"""

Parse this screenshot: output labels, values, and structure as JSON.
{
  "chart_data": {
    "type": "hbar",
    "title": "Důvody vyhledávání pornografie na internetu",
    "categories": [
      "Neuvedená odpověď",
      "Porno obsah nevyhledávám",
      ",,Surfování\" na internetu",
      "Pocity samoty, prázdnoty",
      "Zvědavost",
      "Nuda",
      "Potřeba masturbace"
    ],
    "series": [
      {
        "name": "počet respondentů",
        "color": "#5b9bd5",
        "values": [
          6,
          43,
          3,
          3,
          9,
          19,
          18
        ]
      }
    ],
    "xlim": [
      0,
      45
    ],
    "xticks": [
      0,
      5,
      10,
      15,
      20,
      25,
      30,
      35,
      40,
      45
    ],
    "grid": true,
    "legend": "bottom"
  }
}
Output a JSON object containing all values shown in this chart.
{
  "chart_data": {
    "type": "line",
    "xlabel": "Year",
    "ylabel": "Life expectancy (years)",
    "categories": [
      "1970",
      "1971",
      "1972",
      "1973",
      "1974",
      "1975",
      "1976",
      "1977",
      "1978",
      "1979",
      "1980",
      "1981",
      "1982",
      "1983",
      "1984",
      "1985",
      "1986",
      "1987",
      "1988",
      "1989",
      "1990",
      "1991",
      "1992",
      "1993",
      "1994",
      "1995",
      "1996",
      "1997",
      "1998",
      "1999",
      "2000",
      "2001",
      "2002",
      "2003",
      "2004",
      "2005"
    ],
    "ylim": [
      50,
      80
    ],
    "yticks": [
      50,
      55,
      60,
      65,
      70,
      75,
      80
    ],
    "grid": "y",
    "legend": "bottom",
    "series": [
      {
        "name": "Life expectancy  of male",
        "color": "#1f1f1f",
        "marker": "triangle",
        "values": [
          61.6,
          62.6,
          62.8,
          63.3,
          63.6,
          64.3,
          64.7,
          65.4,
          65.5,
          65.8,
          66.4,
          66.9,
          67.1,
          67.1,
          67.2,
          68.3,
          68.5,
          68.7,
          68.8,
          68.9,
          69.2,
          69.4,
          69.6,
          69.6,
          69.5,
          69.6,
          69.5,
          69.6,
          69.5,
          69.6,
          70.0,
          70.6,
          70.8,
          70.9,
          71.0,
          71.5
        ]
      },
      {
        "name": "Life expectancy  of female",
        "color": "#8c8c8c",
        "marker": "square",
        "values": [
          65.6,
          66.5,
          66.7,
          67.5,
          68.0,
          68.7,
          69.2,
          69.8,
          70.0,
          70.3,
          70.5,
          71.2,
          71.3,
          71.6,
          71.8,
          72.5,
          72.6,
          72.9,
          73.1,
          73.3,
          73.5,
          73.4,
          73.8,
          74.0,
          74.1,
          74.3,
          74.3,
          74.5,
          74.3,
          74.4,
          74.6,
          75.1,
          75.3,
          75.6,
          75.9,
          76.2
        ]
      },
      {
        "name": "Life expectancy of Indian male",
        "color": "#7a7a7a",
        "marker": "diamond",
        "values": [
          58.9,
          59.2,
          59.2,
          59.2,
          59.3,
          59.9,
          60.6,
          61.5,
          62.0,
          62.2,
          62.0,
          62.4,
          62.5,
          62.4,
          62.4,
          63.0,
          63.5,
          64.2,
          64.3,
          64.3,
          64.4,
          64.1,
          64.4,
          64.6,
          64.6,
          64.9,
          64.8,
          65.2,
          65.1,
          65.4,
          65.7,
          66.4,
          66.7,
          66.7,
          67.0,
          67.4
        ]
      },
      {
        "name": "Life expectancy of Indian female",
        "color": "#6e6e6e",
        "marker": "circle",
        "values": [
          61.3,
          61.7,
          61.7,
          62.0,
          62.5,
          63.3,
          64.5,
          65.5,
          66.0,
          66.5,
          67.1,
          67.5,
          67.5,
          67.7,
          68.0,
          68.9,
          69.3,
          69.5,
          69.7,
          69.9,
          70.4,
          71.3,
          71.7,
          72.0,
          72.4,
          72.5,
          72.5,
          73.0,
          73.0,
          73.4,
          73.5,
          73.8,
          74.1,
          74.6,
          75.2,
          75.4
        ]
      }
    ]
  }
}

"""

• _WHAT IS BEING ASKED_
Reproduce the full set of records precisely.

• _RESPONSE TO THE TASK_
Parse this screenshot: output labels, values, and structure as JSON.
{
  "chart_data": {
    "type": "hbar",
    "title": "Důvody vyhledávání pornografie na internetu",
    "categories": [
      "Neuvedená odpověď",
      "Porno obsah nevyhledávám",
      ",,Surfování\" na internetu",
      "Pocity samoty, prázdnoty",
      "Zvědavost",
      "Nuda",
      "Potřeba masturbace"
    ],
    "series": [
      {
        "name": "počet respondentů",
        "color": "#5b9bd5",
        "values": [
          6,
          43,
          3,
          3,
          9,
          19,
          18
        ]
      }
    ],
    "xlim": [
      0,
      45
    ],
    "xticks": [
      0,
      5,
      10,
      15,
      20,
      25,
      30,
      35,
      40,
      45
    ],
    "grid": true,
    "legend": "bottom"
  }
}
Output a JSON object containing all values shown in this chart.
{
  "chart_data": {
    "type": "line",
    "xlabel": "Year",
    "ylabel": "Life expectancy (years)",
    "categories": [
      "1970",
      "1971",
      "1972",
      "1973",
      "1974",
      "1975",
      "1976",
      "1977",
      "1978",
      "1979",
      "1980",
      "1981",
      "1982",
      "1983",
      "1984",
      "1985",
      "1986",
      "1987",
      "1988",
      "1989",
      "1990",
      "1991",
      "1992",
      "1993",
      "1994",
      "1995",
      "1996",
      "1997",
      "1998",
      "1999",
      "2000",
      "2001",
      "2002",
      "2003",
      "2004",
      "2005"
    ],
    "ylim": [
      50,
      80
    ],
    "yticks": [
      50,
      55,
      60,
      65,
      70,
      75,
      80
    ],
    "grid": "y",
    "legend": "bottom",
    "series": [
      {
        "name": "Life expectancy  of male",
        "color": "#1f1f1f",
        "marker": "triangle",
        "values": [
          61.6,
          62.6,
          62.8,
          63.3,
          63.6,
          64.3,
          64.7,
          65.4,
          65.5,
          65.8,
          66.4,
          66.9,
          67.1,
          67.1,
          67.2,
          68.3,
          68.5,
          68.7,
          68.8,
          68.9,
          69.2,
          69.4,
          69.6,
          69.6,
          69.5,
          69.6,
          69.5,
          69.6,
          69.5,
          69.6,
          70.0,
          70.6,
          70.8,
          70.9,
          71.0,
          71.5
        ]
      },
      {
        "name": "Life expectancy  of female",
        "color": "#8c8c8c",
        "marker": "square",
        "values": [
          65.6,
          66.5,
          66.7,
          67.5,
          68.0,
          68.7,
          69.2,
          69.8,
          70.0,
          70.3,
          70.5,
          71.2,
          71.3,
          71.6,
          71.8,
          72.5,
          72.6,
          72.9,
          73.1,
          73.3,
          73.5,
          73.4,
          73.8,
          74.0,
          74.1,
          74.3,
          74.3,
          74.5,
          74.3,
          74.4,
          74.6,
          75.1,
          75.3,
          75.6,
          75.9,
          76.2
        ]
      },
      {
        "name": "Life expectancy of Indian male",
        "color": "#7a7a7a",
        "marker": "diamond",
        "values": [
          58.9,
          59.2,
          59.2,
          59.2,
          59.3,
          59.9,
          60.6,
          61.5,
          62.0,
          62.2,
          62.0,
          62.4,
          62.5,
          62.4,
          62.4,
          63.0,
          63.5,
          64.2,
          64.3,
          64.3,
          64.4,
          64.1,
          64.4,
          64.6,
          64.6,
          64.9,
          64.8,
          65.2,
          65.1,
          65.4,
          65.7,
          66.4,
          66.7,
          66.7,
          67.0,
          67.4
        ]
      },
      {
        "name": "Life expectancy of Indian female",
        "color": "#6e6e6e",
        "marker": "circle",
        "values": [
          61.3,
          61.7,
          61.7,
          62.0,
          62.5,
          63.3,
          64.5,
          65.5,
          66.0,
          66.5,
          67.1,
          67.5,
          67.5,
          67.7,
          68.0,
          68.9,
          69.3,
          69.5,
          69.7,
          69.9,
          70.4,
          71.3,
          71.7,
          72.0,
          72.4,
          72.5,
          72.5,
          73.0,
          73.0,
          73.4,
          73.5,
          73.8,
          74.1,
          74.6,
          75.2,
          75.4
        ]
      }
    ]
  }
}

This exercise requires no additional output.